§ Transcribed page data:
■ ■ ■ ■ ■
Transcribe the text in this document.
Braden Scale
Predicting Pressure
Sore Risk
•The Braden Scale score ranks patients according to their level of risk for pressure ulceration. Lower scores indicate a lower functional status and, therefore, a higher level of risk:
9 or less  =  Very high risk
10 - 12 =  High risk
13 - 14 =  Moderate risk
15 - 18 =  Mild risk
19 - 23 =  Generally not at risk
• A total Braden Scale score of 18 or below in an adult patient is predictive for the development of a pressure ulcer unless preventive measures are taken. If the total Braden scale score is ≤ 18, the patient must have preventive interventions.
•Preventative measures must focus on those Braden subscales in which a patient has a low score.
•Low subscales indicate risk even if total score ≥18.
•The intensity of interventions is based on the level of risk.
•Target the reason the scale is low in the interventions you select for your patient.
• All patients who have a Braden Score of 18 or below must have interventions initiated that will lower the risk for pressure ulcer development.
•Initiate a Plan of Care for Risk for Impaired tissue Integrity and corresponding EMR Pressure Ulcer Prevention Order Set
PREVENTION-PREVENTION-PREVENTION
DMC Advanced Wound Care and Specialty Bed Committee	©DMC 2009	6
■ ■ ■ ■ ■
Copy out all lines above holding "must".

• A total Braden Scale score of 18 or below in an adult patient is predictive for the development of a pressure ulcer unless preventive measures are taken. If the total Braden scale score is ≤ 18, the patient must have preventive interventions.
•Preventative measures must focus on those Braden subscales in which a patient has a low score.
• All patients who have a Braden Score of 18 or below must have interventions initiated that will lower the risk for pressure ulcer development.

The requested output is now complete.